▶ The task
Find the lines containing the word "date" and copy every one of them.

▶ Raw data

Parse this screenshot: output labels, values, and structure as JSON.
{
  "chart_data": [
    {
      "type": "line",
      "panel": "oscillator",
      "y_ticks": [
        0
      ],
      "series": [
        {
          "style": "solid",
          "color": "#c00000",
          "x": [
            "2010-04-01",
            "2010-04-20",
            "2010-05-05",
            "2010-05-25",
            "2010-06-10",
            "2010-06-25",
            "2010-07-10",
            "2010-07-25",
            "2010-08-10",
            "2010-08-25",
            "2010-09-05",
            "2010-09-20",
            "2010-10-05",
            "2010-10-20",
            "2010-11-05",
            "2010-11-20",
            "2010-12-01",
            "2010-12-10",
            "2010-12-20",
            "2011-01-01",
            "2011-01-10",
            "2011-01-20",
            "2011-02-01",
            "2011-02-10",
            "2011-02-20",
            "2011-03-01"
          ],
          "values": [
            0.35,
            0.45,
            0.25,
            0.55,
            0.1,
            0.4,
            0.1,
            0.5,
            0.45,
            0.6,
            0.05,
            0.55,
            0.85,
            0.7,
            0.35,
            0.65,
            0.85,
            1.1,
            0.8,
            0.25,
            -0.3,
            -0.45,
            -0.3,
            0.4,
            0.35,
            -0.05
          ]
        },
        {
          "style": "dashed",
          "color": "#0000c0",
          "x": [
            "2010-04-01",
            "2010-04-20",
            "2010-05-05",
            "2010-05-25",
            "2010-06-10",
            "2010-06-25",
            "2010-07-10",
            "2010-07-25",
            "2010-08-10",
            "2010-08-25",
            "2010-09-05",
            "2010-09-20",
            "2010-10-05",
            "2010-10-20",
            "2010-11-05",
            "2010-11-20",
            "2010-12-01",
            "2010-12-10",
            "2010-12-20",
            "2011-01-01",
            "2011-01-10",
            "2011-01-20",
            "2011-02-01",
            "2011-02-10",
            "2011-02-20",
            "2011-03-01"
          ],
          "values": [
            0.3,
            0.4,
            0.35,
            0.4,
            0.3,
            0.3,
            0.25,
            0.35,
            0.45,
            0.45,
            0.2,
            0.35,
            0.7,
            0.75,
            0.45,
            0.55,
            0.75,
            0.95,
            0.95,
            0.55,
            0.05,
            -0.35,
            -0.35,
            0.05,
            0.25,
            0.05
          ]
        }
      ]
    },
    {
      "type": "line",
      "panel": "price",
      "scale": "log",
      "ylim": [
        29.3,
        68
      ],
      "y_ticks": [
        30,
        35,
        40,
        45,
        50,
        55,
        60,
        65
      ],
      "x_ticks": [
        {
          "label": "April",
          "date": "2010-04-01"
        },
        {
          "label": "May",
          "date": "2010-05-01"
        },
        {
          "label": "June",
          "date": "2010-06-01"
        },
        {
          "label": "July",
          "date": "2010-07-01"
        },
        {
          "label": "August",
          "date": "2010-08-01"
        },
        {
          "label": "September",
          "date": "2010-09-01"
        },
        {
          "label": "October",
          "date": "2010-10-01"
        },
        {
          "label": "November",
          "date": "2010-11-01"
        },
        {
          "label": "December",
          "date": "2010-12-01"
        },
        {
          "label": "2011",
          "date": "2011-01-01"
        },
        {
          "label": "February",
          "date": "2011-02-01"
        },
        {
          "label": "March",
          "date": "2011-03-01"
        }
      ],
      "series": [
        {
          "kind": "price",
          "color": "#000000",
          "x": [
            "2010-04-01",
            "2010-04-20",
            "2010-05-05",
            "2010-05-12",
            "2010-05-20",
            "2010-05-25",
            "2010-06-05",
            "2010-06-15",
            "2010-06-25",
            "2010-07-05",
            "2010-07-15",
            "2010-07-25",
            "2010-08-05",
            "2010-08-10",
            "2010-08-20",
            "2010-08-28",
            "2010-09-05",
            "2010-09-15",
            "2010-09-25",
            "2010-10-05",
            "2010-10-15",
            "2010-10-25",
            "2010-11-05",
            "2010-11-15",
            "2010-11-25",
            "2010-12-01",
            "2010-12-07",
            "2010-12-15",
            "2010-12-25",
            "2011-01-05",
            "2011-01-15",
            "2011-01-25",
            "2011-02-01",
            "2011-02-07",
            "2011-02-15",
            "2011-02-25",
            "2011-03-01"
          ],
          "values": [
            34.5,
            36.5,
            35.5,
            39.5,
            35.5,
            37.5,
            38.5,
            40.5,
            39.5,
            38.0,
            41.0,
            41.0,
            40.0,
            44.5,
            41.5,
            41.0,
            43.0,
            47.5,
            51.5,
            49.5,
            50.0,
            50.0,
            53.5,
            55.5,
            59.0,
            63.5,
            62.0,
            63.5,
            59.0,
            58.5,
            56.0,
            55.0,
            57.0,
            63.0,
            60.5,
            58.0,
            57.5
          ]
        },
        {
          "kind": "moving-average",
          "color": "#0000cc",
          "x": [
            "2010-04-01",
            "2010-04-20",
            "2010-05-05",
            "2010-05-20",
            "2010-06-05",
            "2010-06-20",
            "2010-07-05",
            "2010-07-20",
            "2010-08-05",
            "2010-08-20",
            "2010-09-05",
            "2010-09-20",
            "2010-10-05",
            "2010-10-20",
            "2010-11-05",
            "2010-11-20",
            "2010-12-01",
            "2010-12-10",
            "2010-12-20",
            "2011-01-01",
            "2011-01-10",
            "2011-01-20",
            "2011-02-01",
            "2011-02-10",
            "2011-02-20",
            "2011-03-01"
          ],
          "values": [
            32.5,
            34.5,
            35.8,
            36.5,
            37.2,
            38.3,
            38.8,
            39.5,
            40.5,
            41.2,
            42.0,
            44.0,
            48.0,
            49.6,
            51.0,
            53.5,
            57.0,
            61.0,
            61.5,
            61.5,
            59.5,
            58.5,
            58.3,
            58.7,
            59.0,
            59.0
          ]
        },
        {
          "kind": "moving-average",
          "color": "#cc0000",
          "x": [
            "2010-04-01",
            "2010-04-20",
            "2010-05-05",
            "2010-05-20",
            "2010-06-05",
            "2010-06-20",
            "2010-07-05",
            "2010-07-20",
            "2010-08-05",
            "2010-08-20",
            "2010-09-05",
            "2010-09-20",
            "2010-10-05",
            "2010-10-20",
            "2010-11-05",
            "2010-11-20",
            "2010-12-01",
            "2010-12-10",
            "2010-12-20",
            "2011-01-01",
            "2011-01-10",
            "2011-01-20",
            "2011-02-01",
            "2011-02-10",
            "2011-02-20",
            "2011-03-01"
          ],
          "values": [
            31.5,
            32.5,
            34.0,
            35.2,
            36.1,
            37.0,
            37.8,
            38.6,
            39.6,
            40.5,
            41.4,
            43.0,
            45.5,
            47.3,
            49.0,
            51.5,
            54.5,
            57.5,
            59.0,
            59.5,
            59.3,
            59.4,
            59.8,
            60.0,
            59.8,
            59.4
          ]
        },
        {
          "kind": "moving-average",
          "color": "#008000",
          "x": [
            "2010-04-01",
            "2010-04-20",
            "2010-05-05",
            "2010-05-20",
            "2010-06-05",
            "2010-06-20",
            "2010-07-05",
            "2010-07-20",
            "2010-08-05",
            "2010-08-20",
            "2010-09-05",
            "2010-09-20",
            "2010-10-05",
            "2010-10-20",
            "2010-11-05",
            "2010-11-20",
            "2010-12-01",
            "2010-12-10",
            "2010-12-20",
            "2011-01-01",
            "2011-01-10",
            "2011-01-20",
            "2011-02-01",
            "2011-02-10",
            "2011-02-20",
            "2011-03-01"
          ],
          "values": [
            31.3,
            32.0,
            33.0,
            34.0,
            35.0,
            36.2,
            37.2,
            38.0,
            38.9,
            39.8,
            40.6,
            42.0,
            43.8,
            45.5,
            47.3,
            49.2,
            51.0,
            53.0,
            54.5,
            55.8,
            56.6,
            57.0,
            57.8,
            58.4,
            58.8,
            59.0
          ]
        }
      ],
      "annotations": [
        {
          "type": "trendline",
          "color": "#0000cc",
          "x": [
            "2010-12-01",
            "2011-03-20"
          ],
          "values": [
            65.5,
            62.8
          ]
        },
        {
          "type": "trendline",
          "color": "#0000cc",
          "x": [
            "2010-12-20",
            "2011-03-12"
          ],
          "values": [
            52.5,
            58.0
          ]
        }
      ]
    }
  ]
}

▶ Reply to the task
          "date": "2010-04-01"
          "date": "2010-05-01"
          "date": "2010-06-01"
          "date": "2010-07-01"
          "date": "2010-08-01"
          "date": "2010-09-01"
          "date": "2010-10-01"
          "date": "2010-11-01"
          "date": "2010-12-01"
          "date": "2011-01-01"
          "date": "2011-02-01"
          "date": "2011-03-01"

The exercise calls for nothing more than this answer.